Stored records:
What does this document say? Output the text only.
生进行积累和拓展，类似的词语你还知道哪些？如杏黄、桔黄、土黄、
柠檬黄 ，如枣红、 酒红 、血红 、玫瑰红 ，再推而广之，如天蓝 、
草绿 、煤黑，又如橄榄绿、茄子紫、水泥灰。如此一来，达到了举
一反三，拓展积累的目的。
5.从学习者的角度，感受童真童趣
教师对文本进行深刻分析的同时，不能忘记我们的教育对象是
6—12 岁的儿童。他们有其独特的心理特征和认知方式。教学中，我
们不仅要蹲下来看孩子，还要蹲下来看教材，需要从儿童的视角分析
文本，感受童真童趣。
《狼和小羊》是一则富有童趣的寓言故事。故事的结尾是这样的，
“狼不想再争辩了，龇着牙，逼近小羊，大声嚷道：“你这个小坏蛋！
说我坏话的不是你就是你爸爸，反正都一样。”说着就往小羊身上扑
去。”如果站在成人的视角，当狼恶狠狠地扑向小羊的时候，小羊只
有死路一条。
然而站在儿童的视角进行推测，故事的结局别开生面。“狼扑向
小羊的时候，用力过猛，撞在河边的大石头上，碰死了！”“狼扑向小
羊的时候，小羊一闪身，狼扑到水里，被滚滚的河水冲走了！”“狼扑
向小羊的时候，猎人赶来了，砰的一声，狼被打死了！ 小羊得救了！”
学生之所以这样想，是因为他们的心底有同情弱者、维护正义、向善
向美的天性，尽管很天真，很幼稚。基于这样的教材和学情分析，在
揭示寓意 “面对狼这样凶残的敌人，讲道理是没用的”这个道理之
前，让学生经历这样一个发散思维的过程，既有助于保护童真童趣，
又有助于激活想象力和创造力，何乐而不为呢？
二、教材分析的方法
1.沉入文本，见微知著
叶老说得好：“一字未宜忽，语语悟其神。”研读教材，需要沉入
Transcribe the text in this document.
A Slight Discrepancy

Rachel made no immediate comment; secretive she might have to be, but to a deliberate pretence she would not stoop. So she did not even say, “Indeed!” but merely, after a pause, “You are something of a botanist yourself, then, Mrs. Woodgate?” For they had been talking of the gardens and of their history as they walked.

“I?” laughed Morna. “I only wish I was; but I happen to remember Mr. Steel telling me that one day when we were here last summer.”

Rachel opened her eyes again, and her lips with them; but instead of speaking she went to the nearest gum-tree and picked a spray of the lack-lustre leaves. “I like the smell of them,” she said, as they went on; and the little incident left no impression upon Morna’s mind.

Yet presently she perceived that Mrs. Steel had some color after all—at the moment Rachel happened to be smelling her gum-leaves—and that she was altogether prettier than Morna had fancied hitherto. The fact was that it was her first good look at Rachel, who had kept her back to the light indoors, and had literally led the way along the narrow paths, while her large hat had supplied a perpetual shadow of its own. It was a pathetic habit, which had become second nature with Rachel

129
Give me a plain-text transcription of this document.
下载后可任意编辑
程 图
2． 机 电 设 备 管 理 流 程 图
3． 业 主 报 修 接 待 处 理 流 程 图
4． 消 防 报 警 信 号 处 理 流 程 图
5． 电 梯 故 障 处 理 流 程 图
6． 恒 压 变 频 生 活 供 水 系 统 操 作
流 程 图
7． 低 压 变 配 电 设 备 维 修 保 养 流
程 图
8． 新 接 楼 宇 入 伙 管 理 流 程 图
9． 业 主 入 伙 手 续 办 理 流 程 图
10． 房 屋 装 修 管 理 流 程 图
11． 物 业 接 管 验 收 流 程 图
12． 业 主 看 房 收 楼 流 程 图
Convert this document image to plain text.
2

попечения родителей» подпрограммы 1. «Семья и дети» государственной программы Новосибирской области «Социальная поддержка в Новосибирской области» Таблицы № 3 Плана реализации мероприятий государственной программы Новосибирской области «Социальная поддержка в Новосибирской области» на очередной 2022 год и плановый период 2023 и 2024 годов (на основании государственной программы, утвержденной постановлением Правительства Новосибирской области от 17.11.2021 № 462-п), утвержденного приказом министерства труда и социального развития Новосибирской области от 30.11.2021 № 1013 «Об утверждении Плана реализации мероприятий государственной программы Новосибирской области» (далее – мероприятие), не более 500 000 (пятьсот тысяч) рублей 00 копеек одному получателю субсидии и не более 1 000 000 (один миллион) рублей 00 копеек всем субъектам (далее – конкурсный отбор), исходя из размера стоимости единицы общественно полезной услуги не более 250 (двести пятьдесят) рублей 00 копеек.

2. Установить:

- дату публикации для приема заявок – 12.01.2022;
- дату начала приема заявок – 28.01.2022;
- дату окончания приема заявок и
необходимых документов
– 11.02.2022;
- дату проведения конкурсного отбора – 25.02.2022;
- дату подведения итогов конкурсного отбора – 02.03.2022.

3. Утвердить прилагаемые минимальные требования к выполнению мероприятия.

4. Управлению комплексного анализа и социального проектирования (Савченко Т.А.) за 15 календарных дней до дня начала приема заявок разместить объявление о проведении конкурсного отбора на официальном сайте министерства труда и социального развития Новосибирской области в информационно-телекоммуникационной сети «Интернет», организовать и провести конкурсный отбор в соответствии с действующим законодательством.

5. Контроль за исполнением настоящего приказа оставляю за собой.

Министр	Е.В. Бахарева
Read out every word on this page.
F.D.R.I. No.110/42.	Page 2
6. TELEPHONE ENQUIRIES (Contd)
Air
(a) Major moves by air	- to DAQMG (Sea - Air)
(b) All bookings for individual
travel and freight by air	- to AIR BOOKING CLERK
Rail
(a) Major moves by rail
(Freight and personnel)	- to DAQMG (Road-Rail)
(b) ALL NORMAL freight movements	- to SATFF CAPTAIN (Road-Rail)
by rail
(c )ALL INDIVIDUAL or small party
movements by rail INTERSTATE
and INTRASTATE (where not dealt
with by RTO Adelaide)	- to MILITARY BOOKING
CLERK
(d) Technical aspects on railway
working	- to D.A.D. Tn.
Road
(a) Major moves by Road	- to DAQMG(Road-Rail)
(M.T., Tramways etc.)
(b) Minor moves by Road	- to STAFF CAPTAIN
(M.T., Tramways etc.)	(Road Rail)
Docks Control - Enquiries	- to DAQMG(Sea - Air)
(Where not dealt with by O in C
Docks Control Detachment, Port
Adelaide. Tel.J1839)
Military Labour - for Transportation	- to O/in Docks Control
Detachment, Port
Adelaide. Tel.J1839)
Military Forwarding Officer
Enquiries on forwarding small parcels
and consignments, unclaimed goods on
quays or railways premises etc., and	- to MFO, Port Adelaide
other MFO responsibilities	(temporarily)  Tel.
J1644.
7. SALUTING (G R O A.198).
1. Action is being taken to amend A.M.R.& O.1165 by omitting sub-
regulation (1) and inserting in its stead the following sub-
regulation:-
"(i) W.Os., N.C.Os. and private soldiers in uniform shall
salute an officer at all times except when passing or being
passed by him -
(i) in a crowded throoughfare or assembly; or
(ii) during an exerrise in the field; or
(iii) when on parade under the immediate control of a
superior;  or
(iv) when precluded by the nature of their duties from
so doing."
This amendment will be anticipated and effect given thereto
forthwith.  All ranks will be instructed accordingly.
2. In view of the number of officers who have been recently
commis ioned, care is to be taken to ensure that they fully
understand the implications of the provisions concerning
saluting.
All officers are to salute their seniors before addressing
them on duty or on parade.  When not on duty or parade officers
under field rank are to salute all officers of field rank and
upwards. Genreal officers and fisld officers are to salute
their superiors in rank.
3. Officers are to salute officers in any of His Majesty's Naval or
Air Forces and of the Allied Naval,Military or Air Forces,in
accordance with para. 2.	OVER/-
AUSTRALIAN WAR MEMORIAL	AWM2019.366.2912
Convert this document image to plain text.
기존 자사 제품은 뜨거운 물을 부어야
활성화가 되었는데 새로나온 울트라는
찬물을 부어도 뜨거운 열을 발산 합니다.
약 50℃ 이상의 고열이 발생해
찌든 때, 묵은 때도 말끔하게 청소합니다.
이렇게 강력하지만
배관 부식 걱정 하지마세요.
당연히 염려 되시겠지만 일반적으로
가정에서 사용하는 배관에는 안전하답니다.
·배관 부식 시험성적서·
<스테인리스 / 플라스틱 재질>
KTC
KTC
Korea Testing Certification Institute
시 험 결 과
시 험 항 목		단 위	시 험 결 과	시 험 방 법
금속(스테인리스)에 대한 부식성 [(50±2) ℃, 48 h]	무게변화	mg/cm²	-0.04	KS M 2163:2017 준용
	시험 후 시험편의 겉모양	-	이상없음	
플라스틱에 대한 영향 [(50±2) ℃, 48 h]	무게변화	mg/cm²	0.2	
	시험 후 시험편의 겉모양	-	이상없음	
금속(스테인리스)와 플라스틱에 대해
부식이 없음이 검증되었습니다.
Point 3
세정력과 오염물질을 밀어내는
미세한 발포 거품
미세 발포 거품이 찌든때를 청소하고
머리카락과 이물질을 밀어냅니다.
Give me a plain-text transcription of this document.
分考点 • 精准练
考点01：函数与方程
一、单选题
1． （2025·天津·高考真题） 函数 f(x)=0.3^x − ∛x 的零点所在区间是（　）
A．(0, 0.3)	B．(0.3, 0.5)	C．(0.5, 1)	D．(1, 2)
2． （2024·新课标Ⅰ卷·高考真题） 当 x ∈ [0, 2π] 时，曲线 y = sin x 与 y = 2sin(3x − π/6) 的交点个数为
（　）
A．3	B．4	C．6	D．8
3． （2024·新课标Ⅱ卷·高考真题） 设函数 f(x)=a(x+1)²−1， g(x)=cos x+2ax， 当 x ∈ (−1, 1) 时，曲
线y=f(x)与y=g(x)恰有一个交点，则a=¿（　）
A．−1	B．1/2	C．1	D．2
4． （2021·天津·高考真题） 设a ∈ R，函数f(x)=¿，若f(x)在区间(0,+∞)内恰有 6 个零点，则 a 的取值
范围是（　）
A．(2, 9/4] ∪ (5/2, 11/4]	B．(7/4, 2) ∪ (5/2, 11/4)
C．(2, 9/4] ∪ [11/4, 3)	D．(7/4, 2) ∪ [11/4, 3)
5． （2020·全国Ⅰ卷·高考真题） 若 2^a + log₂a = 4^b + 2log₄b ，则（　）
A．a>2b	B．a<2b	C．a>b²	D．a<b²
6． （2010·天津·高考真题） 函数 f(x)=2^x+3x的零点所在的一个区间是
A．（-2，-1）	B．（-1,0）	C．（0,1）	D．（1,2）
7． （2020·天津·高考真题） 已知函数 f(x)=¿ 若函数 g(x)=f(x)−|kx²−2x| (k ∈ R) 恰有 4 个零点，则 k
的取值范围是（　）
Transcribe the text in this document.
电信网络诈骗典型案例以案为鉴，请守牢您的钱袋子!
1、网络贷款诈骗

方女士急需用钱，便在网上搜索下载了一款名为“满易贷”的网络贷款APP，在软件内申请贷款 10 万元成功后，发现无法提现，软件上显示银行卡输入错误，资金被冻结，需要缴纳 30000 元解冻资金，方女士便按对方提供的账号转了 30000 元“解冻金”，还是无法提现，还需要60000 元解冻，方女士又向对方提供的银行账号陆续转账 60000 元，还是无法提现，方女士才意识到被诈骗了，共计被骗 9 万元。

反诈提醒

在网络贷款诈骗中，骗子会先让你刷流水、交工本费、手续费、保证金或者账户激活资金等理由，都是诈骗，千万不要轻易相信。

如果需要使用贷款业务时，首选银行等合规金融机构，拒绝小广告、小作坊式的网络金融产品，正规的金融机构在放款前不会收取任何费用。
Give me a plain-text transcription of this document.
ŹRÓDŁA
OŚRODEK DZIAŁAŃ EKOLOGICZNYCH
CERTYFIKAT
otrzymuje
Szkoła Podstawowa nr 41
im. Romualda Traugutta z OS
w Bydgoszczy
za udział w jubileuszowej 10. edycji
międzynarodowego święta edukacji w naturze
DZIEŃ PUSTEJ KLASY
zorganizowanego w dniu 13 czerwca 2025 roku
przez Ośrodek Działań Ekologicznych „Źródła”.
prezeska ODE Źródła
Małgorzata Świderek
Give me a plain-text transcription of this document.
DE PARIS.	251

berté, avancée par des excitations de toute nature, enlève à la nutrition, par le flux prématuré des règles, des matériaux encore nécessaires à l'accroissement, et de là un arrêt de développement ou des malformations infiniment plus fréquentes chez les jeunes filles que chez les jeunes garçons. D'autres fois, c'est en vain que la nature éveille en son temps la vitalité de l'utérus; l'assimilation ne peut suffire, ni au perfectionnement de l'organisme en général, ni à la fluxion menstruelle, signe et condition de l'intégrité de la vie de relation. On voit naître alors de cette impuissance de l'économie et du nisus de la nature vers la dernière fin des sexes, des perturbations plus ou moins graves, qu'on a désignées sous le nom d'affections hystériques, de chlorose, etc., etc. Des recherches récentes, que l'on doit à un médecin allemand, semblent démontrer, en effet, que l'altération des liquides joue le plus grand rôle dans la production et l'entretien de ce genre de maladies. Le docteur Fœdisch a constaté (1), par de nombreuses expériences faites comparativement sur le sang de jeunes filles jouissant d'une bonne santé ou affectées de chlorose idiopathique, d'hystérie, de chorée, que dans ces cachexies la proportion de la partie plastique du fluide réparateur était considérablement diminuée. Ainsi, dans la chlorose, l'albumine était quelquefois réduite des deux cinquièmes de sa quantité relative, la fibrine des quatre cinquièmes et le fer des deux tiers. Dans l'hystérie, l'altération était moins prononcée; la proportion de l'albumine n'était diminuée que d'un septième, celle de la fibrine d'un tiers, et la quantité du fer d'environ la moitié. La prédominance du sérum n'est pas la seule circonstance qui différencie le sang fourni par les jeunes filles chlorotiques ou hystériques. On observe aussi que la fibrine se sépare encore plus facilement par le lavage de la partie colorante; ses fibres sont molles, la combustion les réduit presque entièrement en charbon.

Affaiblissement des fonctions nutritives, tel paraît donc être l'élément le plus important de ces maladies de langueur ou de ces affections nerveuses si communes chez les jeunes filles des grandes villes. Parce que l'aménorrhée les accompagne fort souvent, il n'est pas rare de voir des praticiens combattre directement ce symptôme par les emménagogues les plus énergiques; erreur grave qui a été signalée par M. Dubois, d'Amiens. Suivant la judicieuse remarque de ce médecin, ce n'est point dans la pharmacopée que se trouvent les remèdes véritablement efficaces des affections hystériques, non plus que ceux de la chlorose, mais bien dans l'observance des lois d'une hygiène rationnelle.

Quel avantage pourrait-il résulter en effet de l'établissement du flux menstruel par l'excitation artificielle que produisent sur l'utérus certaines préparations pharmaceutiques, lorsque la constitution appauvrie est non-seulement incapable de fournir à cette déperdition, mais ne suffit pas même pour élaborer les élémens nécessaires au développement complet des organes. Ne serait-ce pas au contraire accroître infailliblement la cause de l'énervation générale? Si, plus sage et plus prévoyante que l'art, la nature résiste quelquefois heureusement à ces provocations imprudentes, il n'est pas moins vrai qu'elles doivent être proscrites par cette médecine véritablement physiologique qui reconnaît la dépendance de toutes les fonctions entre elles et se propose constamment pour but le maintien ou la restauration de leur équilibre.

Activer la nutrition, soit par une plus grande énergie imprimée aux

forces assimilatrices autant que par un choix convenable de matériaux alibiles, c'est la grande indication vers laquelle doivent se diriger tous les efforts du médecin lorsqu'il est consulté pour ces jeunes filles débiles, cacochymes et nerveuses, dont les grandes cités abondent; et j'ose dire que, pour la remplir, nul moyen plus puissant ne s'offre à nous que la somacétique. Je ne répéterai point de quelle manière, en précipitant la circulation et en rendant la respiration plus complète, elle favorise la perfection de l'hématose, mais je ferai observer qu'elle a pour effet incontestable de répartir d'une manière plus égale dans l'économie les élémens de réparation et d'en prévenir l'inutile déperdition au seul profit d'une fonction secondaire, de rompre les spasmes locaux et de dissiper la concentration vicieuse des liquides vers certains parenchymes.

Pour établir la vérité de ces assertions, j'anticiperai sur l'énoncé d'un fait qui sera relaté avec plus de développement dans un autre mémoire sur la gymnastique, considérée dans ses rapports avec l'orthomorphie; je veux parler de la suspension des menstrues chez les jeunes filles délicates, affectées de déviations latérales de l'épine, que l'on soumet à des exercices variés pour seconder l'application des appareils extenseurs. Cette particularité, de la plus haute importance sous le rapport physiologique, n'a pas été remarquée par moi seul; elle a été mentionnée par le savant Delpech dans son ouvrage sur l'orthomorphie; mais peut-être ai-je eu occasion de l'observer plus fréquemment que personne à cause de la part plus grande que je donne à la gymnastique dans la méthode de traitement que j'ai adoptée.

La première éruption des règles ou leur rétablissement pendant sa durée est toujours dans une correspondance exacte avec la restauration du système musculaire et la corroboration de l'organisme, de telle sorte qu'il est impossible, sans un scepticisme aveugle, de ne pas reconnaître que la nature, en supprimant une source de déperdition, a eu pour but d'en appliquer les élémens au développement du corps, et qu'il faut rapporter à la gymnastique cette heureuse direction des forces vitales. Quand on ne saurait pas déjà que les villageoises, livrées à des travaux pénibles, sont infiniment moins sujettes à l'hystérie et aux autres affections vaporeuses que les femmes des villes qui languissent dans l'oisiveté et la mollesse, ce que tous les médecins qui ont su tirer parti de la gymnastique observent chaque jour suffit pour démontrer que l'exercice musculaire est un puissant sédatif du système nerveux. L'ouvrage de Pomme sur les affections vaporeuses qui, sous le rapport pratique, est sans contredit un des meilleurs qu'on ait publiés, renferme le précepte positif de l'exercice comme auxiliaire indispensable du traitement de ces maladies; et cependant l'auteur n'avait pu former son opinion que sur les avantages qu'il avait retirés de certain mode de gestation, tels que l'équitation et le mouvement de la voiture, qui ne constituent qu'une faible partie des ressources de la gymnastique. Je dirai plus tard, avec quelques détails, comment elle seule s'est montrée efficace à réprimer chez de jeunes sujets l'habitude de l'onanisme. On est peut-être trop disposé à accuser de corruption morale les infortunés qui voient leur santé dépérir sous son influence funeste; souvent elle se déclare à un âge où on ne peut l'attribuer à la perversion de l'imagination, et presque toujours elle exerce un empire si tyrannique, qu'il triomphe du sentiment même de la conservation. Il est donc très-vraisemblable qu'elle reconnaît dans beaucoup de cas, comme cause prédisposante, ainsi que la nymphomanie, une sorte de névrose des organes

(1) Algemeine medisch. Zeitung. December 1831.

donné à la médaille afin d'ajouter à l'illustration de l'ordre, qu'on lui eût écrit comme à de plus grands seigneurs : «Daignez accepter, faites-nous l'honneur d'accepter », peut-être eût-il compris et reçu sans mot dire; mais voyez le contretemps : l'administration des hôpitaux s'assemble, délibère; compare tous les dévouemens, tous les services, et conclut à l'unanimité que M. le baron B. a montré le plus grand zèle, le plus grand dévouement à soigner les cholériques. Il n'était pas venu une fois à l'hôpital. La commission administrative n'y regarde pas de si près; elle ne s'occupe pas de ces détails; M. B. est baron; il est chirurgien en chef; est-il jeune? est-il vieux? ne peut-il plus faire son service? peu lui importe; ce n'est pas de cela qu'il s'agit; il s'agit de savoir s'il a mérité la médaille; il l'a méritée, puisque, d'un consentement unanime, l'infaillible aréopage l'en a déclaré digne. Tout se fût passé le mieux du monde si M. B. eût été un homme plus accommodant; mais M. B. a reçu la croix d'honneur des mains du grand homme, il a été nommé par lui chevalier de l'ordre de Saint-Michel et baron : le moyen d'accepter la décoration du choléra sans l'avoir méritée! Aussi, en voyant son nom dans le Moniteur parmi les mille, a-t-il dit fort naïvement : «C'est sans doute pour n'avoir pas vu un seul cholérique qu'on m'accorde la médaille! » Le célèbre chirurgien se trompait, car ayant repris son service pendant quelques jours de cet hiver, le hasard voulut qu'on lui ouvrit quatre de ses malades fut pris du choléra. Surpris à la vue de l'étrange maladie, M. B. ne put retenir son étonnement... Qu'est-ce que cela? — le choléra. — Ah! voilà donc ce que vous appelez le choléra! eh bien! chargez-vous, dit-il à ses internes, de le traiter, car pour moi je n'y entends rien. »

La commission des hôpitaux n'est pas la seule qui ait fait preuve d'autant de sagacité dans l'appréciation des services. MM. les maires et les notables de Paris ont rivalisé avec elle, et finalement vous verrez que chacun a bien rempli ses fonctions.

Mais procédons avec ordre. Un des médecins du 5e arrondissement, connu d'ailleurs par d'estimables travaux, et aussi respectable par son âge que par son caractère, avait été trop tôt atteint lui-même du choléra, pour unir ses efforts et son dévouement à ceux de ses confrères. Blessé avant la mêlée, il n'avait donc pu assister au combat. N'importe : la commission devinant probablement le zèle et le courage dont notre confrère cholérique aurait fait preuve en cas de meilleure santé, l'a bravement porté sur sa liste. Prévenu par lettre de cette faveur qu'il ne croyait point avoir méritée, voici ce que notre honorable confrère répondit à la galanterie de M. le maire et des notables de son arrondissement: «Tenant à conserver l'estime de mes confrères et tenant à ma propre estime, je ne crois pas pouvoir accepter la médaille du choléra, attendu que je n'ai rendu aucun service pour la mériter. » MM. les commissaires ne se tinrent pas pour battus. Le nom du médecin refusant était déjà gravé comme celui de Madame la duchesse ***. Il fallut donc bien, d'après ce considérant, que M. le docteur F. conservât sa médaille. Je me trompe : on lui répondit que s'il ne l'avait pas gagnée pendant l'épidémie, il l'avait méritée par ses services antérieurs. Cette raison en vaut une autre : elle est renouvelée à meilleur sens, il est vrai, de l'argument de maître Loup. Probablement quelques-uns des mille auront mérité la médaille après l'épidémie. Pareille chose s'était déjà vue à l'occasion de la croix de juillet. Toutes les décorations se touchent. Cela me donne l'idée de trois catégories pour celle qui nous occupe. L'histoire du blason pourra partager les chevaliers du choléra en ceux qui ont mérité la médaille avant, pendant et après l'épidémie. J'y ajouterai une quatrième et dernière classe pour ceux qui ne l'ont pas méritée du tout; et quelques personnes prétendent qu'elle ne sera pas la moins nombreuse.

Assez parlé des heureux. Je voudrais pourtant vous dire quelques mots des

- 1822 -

**Prompt**: Report how many lines above hold the string "will", giving nothing but the number.

**Task answer**: 2